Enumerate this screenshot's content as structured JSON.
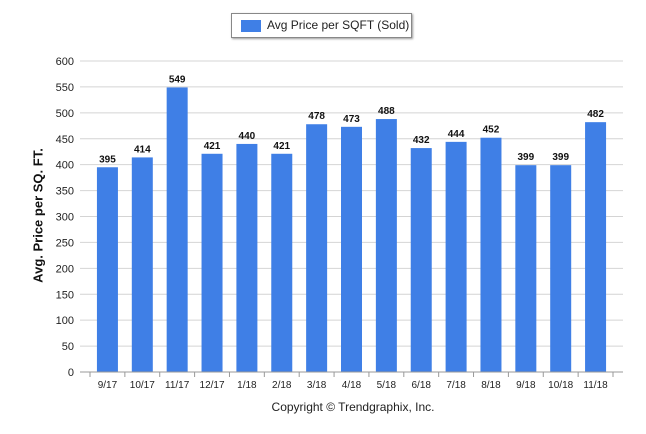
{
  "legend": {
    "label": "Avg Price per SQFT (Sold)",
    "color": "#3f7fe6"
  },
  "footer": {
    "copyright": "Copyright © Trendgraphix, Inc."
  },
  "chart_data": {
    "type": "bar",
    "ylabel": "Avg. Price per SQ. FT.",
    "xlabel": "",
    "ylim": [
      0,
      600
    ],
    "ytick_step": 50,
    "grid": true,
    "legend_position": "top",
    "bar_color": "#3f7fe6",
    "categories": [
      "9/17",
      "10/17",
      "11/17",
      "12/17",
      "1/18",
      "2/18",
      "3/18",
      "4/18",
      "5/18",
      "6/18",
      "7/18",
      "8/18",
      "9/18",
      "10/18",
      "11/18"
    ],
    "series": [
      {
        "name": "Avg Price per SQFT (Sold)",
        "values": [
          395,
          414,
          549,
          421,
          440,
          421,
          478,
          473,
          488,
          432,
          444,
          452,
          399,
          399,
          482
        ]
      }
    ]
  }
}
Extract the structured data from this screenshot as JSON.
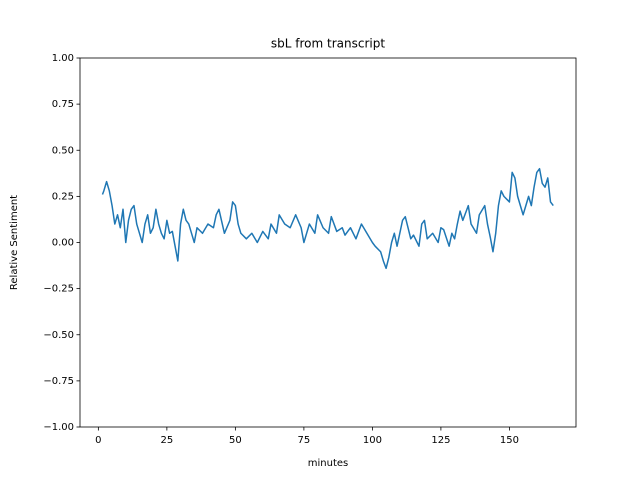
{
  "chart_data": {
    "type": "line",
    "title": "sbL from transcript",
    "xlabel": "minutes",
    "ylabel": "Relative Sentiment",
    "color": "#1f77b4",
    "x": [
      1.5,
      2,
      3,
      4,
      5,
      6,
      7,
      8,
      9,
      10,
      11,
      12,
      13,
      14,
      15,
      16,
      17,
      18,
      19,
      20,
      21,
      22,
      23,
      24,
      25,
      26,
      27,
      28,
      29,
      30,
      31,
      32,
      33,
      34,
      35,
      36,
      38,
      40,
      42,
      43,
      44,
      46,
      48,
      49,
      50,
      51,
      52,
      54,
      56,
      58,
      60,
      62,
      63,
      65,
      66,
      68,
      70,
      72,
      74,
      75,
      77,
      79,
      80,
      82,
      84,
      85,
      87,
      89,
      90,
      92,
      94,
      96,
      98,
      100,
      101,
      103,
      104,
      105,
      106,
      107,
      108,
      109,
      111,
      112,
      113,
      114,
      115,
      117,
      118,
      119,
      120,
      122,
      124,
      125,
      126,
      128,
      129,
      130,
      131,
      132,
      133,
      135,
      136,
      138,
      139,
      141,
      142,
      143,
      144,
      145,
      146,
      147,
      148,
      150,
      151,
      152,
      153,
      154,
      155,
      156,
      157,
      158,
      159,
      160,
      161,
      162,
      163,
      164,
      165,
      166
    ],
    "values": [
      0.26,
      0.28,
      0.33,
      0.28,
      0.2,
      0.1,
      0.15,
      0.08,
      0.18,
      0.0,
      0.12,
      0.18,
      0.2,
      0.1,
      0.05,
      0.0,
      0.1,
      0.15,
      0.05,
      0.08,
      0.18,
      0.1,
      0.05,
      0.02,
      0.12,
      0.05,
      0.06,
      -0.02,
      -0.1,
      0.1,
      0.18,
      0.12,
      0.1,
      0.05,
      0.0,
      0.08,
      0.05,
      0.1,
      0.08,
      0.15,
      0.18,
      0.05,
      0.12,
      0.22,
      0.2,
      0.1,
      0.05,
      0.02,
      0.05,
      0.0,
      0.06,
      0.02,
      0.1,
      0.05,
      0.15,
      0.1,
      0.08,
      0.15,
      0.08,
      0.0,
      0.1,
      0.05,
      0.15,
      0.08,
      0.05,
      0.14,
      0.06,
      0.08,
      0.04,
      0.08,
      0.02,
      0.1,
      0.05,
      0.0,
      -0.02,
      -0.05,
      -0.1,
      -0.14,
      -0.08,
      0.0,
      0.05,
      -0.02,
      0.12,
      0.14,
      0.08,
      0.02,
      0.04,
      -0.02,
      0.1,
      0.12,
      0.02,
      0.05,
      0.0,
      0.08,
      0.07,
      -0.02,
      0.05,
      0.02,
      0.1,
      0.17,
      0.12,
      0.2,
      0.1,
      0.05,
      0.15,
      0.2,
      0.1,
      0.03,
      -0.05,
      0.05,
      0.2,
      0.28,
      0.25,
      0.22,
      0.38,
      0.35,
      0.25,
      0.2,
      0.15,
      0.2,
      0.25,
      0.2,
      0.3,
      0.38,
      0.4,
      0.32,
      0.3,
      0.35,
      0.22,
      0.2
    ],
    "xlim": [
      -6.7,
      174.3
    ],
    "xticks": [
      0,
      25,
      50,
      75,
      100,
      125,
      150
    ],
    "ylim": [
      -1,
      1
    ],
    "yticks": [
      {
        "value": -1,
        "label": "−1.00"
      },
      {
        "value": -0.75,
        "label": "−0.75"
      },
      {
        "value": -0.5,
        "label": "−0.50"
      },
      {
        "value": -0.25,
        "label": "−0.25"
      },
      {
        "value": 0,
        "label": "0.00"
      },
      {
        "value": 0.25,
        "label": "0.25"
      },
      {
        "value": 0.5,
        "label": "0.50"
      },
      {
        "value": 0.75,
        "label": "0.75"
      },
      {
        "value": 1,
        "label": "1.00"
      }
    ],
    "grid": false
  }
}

> **Work required**
Look through the material above. Copy each line where the word "ylabel" appears.

> **Answer for the task**
    "ylabel": "Avg. Price per SQ. FT.",
    "ylabel": "Relative Sentiment",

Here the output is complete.